_Given instruction:_
Each line that holds the word "moottorin" counts once; report how many lines do so and nothing else.

_ _ _

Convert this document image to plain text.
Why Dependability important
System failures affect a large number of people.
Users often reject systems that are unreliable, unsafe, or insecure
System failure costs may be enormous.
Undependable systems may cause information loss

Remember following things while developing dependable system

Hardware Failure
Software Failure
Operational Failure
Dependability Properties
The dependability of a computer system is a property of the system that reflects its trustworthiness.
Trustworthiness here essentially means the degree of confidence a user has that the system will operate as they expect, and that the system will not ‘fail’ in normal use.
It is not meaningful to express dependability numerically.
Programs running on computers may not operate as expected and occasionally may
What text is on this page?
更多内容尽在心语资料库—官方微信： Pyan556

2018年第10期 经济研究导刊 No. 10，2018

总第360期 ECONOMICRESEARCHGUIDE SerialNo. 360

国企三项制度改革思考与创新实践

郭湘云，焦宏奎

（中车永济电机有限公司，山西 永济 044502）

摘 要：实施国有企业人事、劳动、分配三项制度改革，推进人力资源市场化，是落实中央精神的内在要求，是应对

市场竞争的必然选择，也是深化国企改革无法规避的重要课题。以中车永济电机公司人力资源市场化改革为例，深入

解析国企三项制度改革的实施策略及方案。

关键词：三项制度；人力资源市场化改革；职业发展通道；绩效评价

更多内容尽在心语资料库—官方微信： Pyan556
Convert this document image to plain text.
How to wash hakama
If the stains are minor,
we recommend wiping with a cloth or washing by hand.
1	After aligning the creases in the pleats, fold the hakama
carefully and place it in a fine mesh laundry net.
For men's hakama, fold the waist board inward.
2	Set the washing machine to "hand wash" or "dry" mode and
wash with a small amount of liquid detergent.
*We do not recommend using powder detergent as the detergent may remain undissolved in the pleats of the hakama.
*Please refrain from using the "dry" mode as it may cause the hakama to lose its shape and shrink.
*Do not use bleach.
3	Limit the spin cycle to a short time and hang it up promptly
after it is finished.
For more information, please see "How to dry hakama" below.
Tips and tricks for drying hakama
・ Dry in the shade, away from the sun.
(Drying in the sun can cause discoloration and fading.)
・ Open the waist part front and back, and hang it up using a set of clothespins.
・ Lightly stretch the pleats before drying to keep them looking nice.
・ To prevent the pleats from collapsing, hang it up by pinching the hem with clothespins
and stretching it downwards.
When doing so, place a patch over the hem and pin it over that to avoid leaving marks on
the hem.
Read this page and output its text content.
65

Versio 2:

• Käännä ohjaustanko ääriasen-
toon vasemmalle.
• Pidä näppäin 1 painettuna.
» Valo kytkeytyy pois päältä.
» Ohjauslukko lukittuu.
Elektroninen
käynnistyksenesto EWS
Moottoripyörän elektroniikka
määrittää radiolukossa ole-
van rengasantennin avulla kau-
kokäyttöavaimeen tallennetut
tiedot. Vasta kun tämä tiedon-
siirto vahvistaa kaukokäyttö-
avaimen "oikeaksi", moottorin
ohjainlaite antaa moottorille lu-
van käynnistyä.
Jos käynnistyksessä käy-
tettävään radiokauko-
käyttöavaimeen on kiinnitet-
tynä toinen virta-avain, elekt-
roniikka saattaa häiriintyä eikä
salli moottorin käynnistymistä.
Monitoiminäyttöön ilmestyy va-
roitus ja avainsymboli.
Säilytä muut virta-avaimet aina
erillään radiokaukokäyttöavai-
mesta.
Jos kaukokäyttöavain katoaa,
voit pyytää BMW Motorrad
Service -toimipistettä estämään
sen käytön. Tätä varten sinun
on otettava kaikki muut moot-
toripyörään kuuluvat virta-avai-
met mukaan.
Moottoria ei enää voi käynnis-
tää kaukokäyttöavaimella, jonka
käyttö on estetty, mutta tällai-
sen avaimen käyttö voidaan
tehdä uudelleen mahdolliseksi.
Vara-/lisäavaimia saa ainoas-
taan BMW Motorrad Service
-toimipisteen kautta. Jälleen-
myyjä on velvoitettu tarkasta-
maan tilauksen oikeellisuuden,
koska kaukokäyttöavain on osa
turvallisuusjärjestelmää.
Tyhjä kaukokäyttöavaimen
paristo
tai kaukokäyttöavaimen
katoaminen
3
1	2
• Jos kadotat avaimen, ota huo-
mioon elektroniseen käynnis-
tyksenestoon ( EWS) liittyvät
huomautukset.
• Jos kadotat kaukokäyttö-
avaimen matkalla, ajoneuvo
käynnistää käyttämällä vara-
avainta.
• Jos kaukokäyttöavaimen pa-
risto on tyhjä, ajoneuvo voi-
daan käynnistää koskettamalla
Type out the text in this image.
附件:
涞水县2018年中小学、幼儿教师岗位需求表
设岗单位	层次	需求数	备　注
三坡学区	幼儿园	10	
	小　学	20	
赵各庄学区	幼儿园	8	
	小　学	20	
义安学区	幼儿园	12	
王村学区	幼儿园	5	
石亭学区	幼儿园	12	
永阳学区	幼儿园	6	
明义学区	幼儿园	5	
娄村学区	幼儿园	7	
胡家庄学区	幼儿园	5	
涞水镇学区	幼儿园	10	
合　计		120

_ _ _

_Response to this exercise:_
2